Extracts from a graphics dataset

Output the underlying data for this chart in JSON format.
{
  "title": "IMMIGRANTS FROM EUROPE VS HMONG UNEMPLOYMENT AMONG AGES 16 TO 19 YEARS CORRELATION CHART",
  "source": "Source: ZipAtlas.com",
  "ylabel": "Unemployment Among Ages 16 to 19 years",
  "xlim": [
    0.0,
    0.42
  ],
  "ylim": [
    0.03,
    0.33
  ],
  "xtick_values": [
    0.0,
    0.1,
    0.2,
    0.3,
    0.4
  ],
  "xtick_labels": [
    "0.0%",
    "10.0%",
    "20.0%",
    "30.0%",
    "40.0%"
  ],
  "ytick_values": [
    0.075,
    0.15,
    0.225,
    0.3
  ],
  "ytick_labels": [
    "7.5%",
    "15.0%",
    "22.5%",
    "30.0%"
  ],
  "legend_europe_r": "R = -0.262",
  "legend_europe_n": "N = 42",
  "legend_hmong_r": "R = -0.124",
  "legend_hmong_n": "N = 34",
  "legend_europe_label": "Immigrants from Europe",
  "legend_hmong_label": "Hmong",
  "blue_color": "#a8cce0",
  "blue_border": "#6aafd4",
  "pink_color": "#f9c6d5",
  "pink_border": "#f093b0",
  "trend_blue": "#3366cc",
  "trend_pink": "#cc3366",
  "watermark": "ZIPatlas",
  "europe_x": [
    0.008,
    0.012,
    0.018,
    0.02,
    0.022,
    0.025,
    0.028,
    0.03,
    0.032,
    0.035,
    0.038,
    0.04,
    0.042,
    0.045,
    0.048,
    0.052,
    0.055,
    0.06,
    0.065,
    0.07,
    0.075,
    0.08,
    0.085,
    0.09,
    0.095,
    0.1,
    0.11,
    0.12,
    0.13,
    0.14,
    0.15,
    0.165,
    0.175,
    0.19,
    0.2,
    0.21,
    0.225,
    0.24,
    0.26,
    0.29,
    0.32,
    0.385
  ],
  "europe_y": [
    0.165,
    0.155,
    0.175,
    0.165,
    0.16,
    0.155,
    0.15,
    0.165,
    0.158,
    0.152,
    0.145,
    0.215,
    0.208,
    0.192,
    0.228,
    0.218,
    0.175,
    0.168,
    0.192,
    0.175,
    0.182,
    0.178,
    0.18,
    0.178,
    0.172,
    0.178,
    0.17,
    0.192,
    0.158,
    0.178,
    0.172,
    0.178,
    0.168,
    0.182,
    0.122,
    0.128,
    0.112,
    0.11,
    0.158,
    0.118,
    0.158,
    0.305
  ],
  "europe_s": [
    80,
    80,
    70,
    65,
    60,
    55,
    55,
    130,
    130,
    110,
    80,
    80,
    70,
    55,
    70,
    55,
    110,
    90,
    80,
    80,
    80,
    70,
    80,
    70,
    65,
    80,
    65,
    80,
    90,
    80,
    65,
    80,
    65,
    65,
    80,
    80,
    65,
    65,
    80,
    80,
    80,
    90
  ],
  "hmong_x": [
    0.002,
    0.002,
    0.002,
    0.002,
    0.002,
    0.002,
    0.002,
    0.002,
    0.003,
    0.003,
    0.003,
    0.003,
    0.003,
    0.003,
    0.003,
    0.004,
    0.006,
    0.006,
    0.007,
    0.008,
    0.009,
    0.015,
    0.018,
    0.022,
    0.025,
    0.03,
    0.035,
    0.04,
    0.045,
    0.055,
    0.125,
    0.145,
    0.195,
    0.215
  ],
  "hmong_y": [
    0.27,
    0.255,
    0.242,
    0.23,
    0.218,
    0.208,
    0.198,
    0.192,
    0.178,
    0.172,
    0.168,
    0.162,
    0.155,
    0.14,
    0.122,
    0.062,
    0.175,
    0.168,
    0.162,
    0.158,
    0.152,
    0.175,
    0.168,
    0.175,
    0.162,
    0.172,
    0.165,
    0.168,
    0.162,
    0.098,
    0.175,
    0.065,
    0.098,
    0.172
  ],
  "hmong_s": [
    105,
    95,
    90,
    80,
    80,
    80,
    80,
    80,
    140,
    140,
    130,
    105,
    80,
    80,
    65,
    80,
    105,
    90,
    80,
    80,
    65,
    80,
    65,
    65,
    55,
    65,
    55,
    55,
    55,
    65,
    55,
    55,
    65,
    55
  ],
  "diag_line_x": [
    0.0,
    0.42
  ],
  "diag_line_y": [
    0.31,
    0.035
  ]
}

## GIVEN TASK
All of the material must be reproduced exactly.

## THE REPLY
Output the underlying data for this chart in JSON format.
{
  "title": "IMMIGRANTS FROM EUROPE VS HMONG UNEMPLOYMENT AMONG AGES 16 TO 19 YEARS CORRELATION CHART",
  "source": "Source: ZipAtlas.com",
  "ylabel": "Unemployment Among Ages 16 to 19 years",
  "xlim": [
    0.0,
    0.42
  ],
  "ylim": [
    0.03,
    0.33
  ],
  "xtick_values": [
    0.0,
    0.1,
    0.2,
    0.3,
    0.4
  ],
  "xtick_labels": [
    "0.0%",
    "10.0%",
    "20.0%",
    "30.0%",
    "40.0%"
  ],
  "ytick_values": [
    0.075,
    0.15,
    0.225,
    0.3
  ],
  "ytick_labels": [
    "7.5%",
    "15.0%",
    "22.5%",
    "30.0%"
  ],
  "legend_europe_r": "R = -0.262",
  "legend_europe_n": "N = 42",
  "legend_hmong_r": "R = -0.124",
  "legend_hmong_n": "N = 34",
  "legend_europe_label": "Immigrants from Europe",
  "legend_hmong_label": "Hmong",
  "blue_color": "#a8cce0",
  "blue_border": "#6aafd4",
  "pink_color": "#f9c6d5",
  "pink_border": "#f093b0",
  "trend_blue": "#3366cc",
  "trend_pink": "#cc3366",
  "watermark": "ZIPatlas",
  "europe_x": [
    0.008,
    0.012,
    0.018,
    0.02,
    0.022,
    0.025,
    0.028,
    0.03,
    0.032,
    0.035,
    0.038,
    0.04,
    0.042,
    0.045,
    0.048,
    0.052,
    0.055,
    0.06,
    0.065,
    0.07,
    0.075,
    0.08,
    0.085,
    0.09,
    0.095,
    0.1,
    0.11,
    0.12,
    0.13,
    0.14,
    0.15,
    0.165,
    0.175,
    0.19,
    0.2,
    0.21,
    0.225,
    0.24,
    0.26,
    0.29,
    0.32,
    0.385
  ],
  "europe_y": [
    0.165,
    0.155,
    0.175,
    0.165,
    0.16,
    0.155,
    0.15,
    0.165,
    0.158,
    0.152,
    0.145,
    0.215,
    0.208,
    0.192,
    0.228,
    0.218,
    0.175,
    0.168,
    0.192,
    0.175,
    0.182,
    0.178,
    0.18,
    0.178,
    0.172,
    0.178,
    0.17,
    0.192,
    0.158,
    0.178,
    0.172,
    0.178,
    0.168,
    0.182,
    0.122,
    0.128,
    0.112,
    0.11,
    0.158,
    0.118,
    0.158,
    0.305
  ],
  "europe_s": [
    80,
    80,
    70,
    65,
    60,
    55,
    55,
    130,
    130,
    110,
    80,
    80,
    70,
    55,
    70,
    55,
    110,
    90,
    80,
    80,
    80,
    70,
    80,
    70,
    65,
    80,
    65,
    80,
    90,
    80,
    65,
    80,
    65,
    65,
    80,
    80,
    65,
    65,
    80,
    80,
    80,
    90
  ],
  "hmong_x": [
    0.002,
    0.002,
    0.002,
    0.002,
    0.002,
    0.002,
    0.002,
    0.002,
    0.003,
    0.003,
    0.003,
    0.003,
    0.003,
    0.003,
    0.003,
    0.004,
    0.006,
    0.006,
    0.007,
    0.008,
    0.009,
    0.015,
    0.018,
    0.022,
    0.025,
    0.03,
    0.035,
    0.04,
    0.045,
    0.055,
    0.125,
    0.145,
    0.195,
    0.215
  ],
  "hmong_y": [
    0.27,
    0.255,
    0.242,
    0.23,
    0.218,
    0.208,
    0.198,
    0.192,
    0.178,
    0.172,
    0.168,
    0.162,
    0.155,
    0.14,
    0.122,
    0.062,
    0.175,
    0.168,
    0.162,
    0.158,
    0.152,
    0.175,
    0.168,
    0.175,
    0.162,
    0.172,
    0.165,
    0.168,
    0.162,
    0.098,
    0.175,
    0.065,
    0.098,
    0.172
  ],
  "hmong_s": [
    105,
    95,
    90,
    80,
    80,
    80,
    80,
    80,
    140,
    140,
    130,
    105,
    80,
    80,
    65,
    80,
    105,
    90,
    80,
    80,
    65,
    80,
    65,
    65,
    55,
    65,
    55,
    55,
    55,
    65,
    55,
    55,
    65,
    55
  ],
  "diag_line_x": [
    0.0,
    0.42
  ],
  "diag_line_y": [
    0.31,
    0.035
  ]
}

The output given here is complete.